▶ [Exercise materials]

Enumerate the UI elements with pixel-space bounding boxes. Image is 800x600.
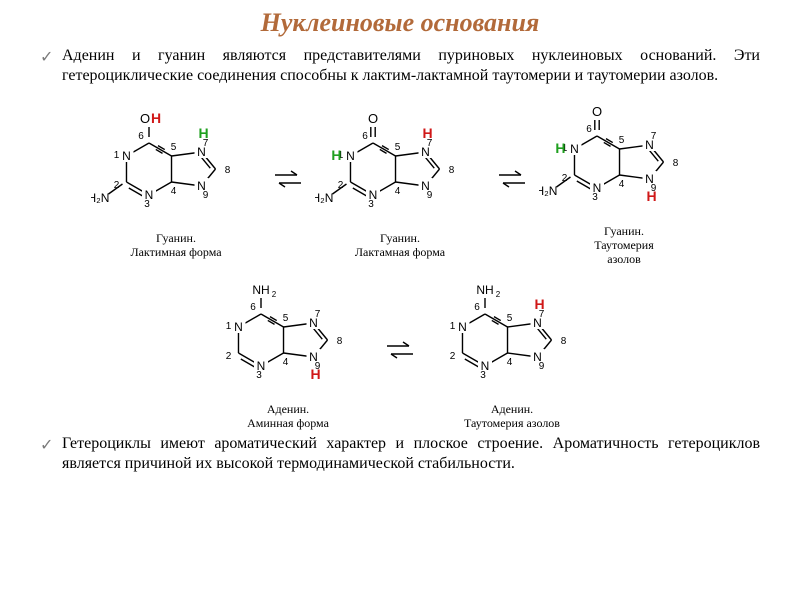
svg-text:H: H xyxy=(646,188,656,204)
mol-guanine-azole: NNNN123456789OH₂NHH Гуанин. Таутомерия а… xyxy=(539,92,709,266)
svg-text:H₂N: H₂N xyxy=(91,191,109,205)
caption-adenine-azole: Аденин. Таутомерия азолов xyxy=(464,402,560,430)
svg-text:1: 1 xyxy=(450,321,456,332)
svg-text:7: 7 xyxy=(651,131,657,142)
svg-text:H: H xyxy=(422,125,432,141)
svg-text:5: 5 xyxy=(283,313,289,324)
svg-text:4: 4 xyxy=(171,186,177,197)
svg-text:2: 2 xyxy=(226,351,232,362)
mol-adenine-amine: NNNN123456789NH2H Аденин. Аминная форма xyxy=(203,270,373,430)
svg-text:8: 8 xyxy=(449,165,455,176)
equilibrium-arrow xyxy=(271,167,305,191)
svg-text:4: 4 xyxy=(619,179,625,190)
caption-guanine-azole: Гуанин. Таутомерия азолов xyxy=(594,224,653,266)
svg-text:NH: NH xyxy=(476,283,493,297)
svg-text:9: 9 xyxy=(427,190,433,201)
page-title: Нуклеиновые основания xyxy=(40,8,760,38)
svg-text:H₂N: H₂N xyxy=(315,191,333,205)
bullet-1-text: Аденин и гуанин являются представителями… xyxy=(62,46,760,86)
svg-text:5: 5 xyxy=(395,142,401,153)
svg-text:9: 9 xyxy=(203,190,209,201)
svg-text:O: O xyxy=(368,111,378,126)
svg-text:5: 5 xyxy=(619,135,625,146)
svg-text:3: 3 xyxy=(144,199,150,210)
diagram-area: NNNN123456789OHH₂NH Гуанин. Лактимная фо… xyxy=(40,92,760,430)
svg-text:6: 6 xyxy=(474,302,480,313)
svg-text:3: 3 xyxy=(480,370,486,381)
guanine-row: NNNN123456789OHH₂NH Гуанин. Лактимная фо… xyxy=(91,92,709,266)
svg-text:N: N xyxy=(458,320,467,334)
mol-adenine-azole: NNNN123456789NH2H Аденин. Таутомерия азо… xyxy=(427,270,597,430)
svg-text:6: 6 xyxy=(138,131,144,142)
svg-text:1: 1 xyxy=(114,150,120,161)
svg-text:6: 6 xyxy=(250,302,256,313)
svg-text:2: 2 xyxy=(450,351,456,362)
svg-text:H: H xyxy=(310,366,320,382)
svg-text:O: O xyxy=(140,111,150,126)
bullet-2-mark: ✓ xyxy=(40,434,62,456)
svg-text:4: 4 xyxy=(395,186,401,197)
svg-text:N: N xyxy=(122,149,131,163)
caption-guanine-lactim: Гуанин. Лактимная форма xyxy=(130,231,221,259)
svg-text:7: 7 xyxy=(315,309,321,320)
svg-text:H: H xyxy=(555,140,565,156)
svg-text:8: 8 xyxy=(337,336,343,347)
svg-text:N: N xyxy=(346,149,355,163)
svg-text:4: 4 xyxy=(283,357,289,368)
svg-text:5: 5 xyxy=(171,142,177,153)
bullet-1-mark: ✓ xyxy=(40,46,62,68)
equilibrium-arrow xyxy=(495,167,529,191)
svg-text:N: N xyxy=(234,320,243,334)
svg-text:1: 1 xyxy=(226,321,232,332)
svg-text:8: 8 xyxy=(225,165,231,176)
adenine-row: NNNN123456789NH2H Аденин. Аминная форма … xyxy=(203,270,597,430)
equilibrium-arrow xyxy=(383,338,417,362)
svg-text:O: O xyxy=(592,104,602,119)
bullet-1-row: ✓ Аденин и гуанин являются представителя… xyxy=(40,46,760,86)
caption-adenine-amine: Аденин. Аминная форма xyxy=(247,402,329,430)
svg-text:H: H xyxy=(151,110,161,126)
bullet-2-text: Гетероциклы имеют ароматический характер… xyxy=(62,434,760,474)
svg-text:H: H xyxy=(198,125,208,141)
mol-guanine-lactim: NNNN123456789OHH₂NH Гуанин. Лактимная фо… xyxy=(91,99,261,259)
svg-text:2: 2 xyxy=(272,290,277,299)
mol-guanine-lactam: NNNN123456789OH₂NHH Гуанин. Лактамная фо… xyxy=(315,99,485,259)
svg-text:H₂N: H₂N xyxy=(539,184,557,198)
svg-text:6: 6 xyxy=(586,124,592,135)
svg-text:5: 5 xyxy=(507,313,513,324)
svg-text:8: 8 xyxy=(561,336,567,347)
svg-text:9: 9 xyxy=(539,361,545,372)
svg-text:8: 8 xyxy=(673,158,679,169)
svg-text:H: H xyxy=(534,296,544,312)
svg-text:4: 4 xyxy=(507,357,513,368)
svg-text:NH: NH xyxy=(252,283,269,297)
svg-text:2: 2 xyxy=(496,290,501,299)
svg-text:3: 3 xyxy=(592,192,598,203)
svg-text:H: H xyxy=(331,147,341,163)
bullet-2-row: ✓ Гетероциклы имеют ароматический характ… xyxy=(40,434,760,474)
svg-text:3: 3 xyxy=(256,370,262,381)
svg-text:3: 3 xyxy=(368,199,374,210)
caption-guanine-lactam: Гуанин. Лактамная форма xyxy=(355,231,445,259)
svg-text:6: 6 xyxy=(362,131,368,142)
svg-text:N: N xyxy=(570,142,579,156)
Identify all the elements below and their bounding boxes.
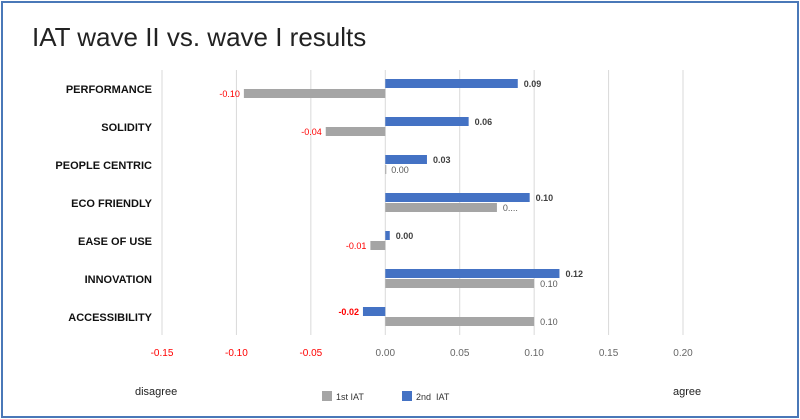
category-label: ACCESSIBILITY <box>68 312 152 324</box>
data-label-1st-iat: 0.00 <box>391 165 409 175</box>
x-tick-label: -0.10 <box>225 348 248 359</box>
data-label-1st-iat: -0.10 <box>219 89 240 99</box>
x-tick-label: 0.00 <box>376 348 396 359</box>
data-label-1st-iat: 0.... <box>503 203 518 213</box>
category-label: SOLIDITY <box>101 122 152 134</box>
data-label-1st-iat: -0.01 <box>346 241 367 251</box>
legend-label-2nd: 2nd IAT <box>416 392 450 402</box>
bar-1st-iat <box>243 89 386 98</box>
agree-label: agree <box>673 386 701 398</box>
bar-1st-iat <box>385 203 497 212</box>
x-tick-label: -0.15 <box>151 348 174 359</box>
legend-swatch-1st <box>322 391 332 401</box>
legend: 1st IAT 2nd IAT <box>322 391 450 402</box>
bar-1st-iat <box>385 165 387 174</box>
bar-1st-iat <box>370 241 386 250</box>
data-label-1st-iat: -0.04 <box>301 127 322 137</box>
data-label-1st-iat: 0.10 <box>540 279 558 289</box>
bar-2nd-iat <box>385 155 427 164</box>
x-tick-label: 0.15 <box>599 348 619 359</box>
data-label-2nd-iat: 0.09 <box>524 79 542 89</box>
category-label: PEOPLE CENTRIC <box>55 160 152 172</box>
bar-2nd-iat <box>385 79 518 88</box>
data-label-2nd-iat: -0.02 <box>338 307 359 317</box>
legend-label-1st: 1st IAT <box>336 392 364 402</box>
disagree-label: disagree <box>135 386 177 398</box>
chart-title: IAT wave II vs. wave I results <box>32 22 366 52</box>
bar-1st-iat <box>385 317 535 326</box>
x-tick-label: 0.05 <box>450 348 470 359</box>
x-tick-label: 0.10 <box>524 348 544 359</box>
bar-2nd-iat <box>385 193 530 202</box>
bar-2nd-iat <box>385 231 390 240</box>
bar-1st-iat <box>385 279 535 288</box>
data-label-2nd-iat: 0.03 <box>433 155 451 165</box>
category-label: ECO FRIENDLY <box>71 198 153 210</box>
legend-swatch-2nd <box>402 391 412 401</box>
data-label-2nd-iat: 0.12 <box>565 269 583 279</box>
data-label-2nd-iat: 0.06 <box>475 117 493 127</box>
x-tick-label: -0.05 <box>299 348 322 359</box>
bar-2nd-iat <box>362 307 386 316</box>
bar-1st-iat <box>325 127 386 136</box>
data-label-2nd-iat: 0.00 <box>396 231 414 241</box>
x-tick-label: 0.20 <box>673 348 693 359</box>
bar-2nd-iat <box>385 117 469 126</box>
category-label: INNOVATION <box>85 274 152 286</box>
category-label: EASE OF USE <box>78 236 152 248</box>
data-label-1st-iat: 0.10 <box>540 317 558 327</box>
category-label: PERFORMANCE <box>66 84 152 96</box>
data-label-2nd-iat: 0.10 <box>536 193 554 203</box>
bar-2nd-iat <box>385 269 560 278</box>
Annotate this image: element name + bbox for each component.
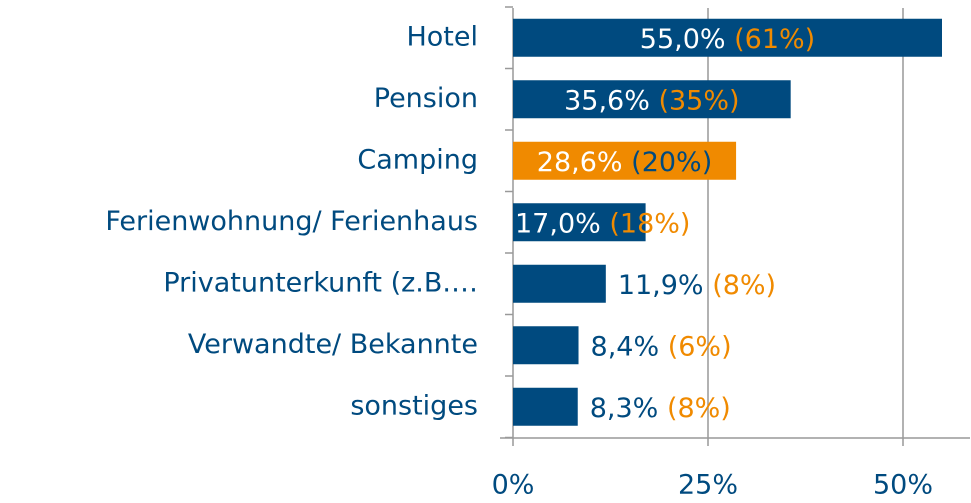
value-label: 35,6% <box>564 85 650 116</box>
y-tick-label: Verwandte/ Bekannte <box>188 329 478 360</box>
x-tick-label: 25% <box>678 470 738 501</box>
value-label: 17,0% <box>515 208 601 239</box>
comparison-label: (35%) <box>658 85 739 116</box>
x-tick-label: 50% <box>873 470 933 501</box>
data-label: 55,0% (61%) <box>640 23 815 54</box>
bar <box>513 264 606 303</box>
data-label: 35,6% (35%) <box>564 85 739 116</box>
bar <box>513 387 578 426</box>
comparison-label: (8%) <box>712 269 776 300</box>
value-label: 8,3% <box>590 392 659 423</box>
comparison-label: (20%) <box>631 146 712 177</box>
bar <box>513 80 791 119</box>
bar <box>513 326 579 365</box>
y-tick-label: Privatunterkunft (z.B.… <box>163 267 478 298</box>
comparison-label: (6%) <box>668 331 732 362</box>
y-tick-label: Camping <box>357 144 478 175</box>
bar <box>513 203 646 242</box>
data-label: 17,0% (18%) <box>515 208 690 239</box>
y-tick-label: sonstiges <box>350 390 478 421</box>
value-label: 55,0% <box>640 23 726 54</box>
bar <box>513 141 737 180</box>
bar <box>513 18 942 57</box>
data-label: 11,9% (8%) <box>618 269 776 300</box>
y-tick-label: Hotel <box>406 21 478 52</box>
comparison-label: (8%) <box>667 392 731 423</box>
data-label: 8,4% (6%) <box>591 331 732 362</box>
data-label: 8,3% (8%) <box>590 392 731 423</box>
value-label: 8,4% <box>591 331 660 362</box>
value-label: 11,9% <box>618 269 704 300</box>
y-tick-label: Pension <box>374 83 478 114</box>
x-tick-label: 0% <box>492 470 535 501</box>
comparison-label: (61%) <box>734 23 815 54</box>
comparison-label: (18%) <box>609 208 690 239</box>
y-tick-label: Ferienwohnung/ Ferienhaus <box>105 206 478 237</box>
data-label: 28,6% (20%) <box>537 146 712 177</box>
value-label: 28,6% <box>537 146 623 177</box>
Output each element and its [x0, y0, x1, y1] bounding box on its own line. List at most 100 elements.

▶ [Task details] Please repeat the lines verbatim, starting with the line that contains "value-label: 35,6% <box>564 85 650 116</box>" and ending with the line that contains "bar <box>513 80 791 119</box>", both included.

▶ [Solution for this task]
value-label: 35,6% <box>564 85 650 116</box>
y-tick-label: Verwandte/ Bekannte <box>188 329 478 360</box>
x-tick-label: 25% <box>678 470 738 501</box>
value-label: 17,0% <box>515 208 601 239</box>
comparison-label: (35%) <box>658 85 739 116</box>
x-tick-label: 50% <box>873 470 933 501</box>
data-label: 55,0% (61%) <box>640 23 815 54</box>
bar <box>513 264 606 303</box>
data-label: 35,6% (35%) <box>564 85 739 116</box>
bar <box>513 387 578 426</box>
comparison-label: (8%) <box>712 269 776 300</box>
value-label: 8,3% <box>590 392 659 423</box>
comparison-label: (20%) <box>631 146 712 177</box>
bar <box>513 80 791 119</box>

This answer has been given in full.